Task objective ▸ The records below must be output exactly, without pictures.

Extracted data entries ▸
* * * *

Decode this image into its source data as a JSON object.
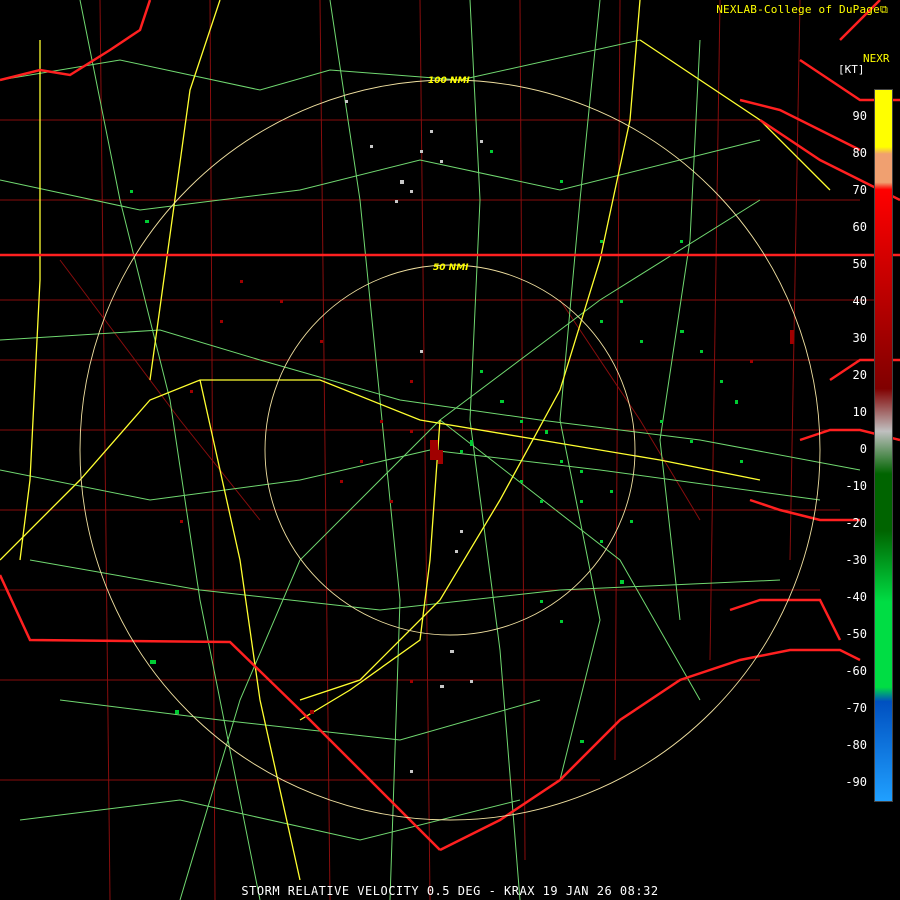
{
  "credit": "NEXLAB-College of DuPage",
  "credit_icon": "external-link-icon",
  "product": "NEXR",
  "units": "[KT]",
  "footer": "STORM RELATIVE VELOCITY 0.5 DEG - KRAX 19 JAN 26 08:32",
  "rings": [
    "100 NMI",
    "50 NMI"
  ],
  "legend": {
    "ticks": [
      "90",
      "80",
      "70",
      "60",
      "50",
      "40",
      "30",
      "20",
      "10",
      "0",
      "-10",
      "-20",
      "-30",
      "-40",
      "-50",
      "-60",
      "-70",
      "-80",
      "-90"
    ],
    "colors": [
      "#ffff00",
      "#f0a070",
      "#ff0000",
      "#800000",
      "#c0c0c0",
      "#006400",
      "#00dd44",
      "#0050c0",
      "#20a0ff"
    ]
  },
  "colors": {
    "state_border": "#ff2020",
    "highway": "#ffff40",
    "road": "#80e080",
    "county": "#b01010",
    "ring": "#f0e0a0"
  }
}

* * * *

Task response ▸
Decode this image into its source data as a JSON object.
{
  "credit": "NEXLAB-College of DuPage",
  "credit_icon": "external-link-icon",
  "product": "NEXR",
  "units": "[KT]",
  "footer": "STORM RELATIVE VELOCITY 0.5 DEG - KRAX 19 JAN 26 08:32",
  "rings": [
    "100 NMI",
    "50 NMI"
  ],
  "legend": {
    "ticks": [
      "90",
      "80",
      "70",
      "60",
      "50",
      "40",
      "30",
      "20",
      "10",
      "0",
      "-10",
      "-20",
      "-30",
      "-40",
      "-50",
      "-60",
      "-70",
      "-80",
      "-90"
    ],
    "colors": [
      "#ffff00",
      "#f0a070",
      "#ff0000",
      "#800000",
      "#c0c0c0",
      "#006400",
      "#00dd44",
      "#0050c0",
      "#20a0ff"
    ]
  },
  "colors": {
    "state_border": "#ff2020",
    "highway": "#ffff40",
    "road": "#80e080",
    "county": "#b01010",
    "ring": "#f0e0a0"
  }
}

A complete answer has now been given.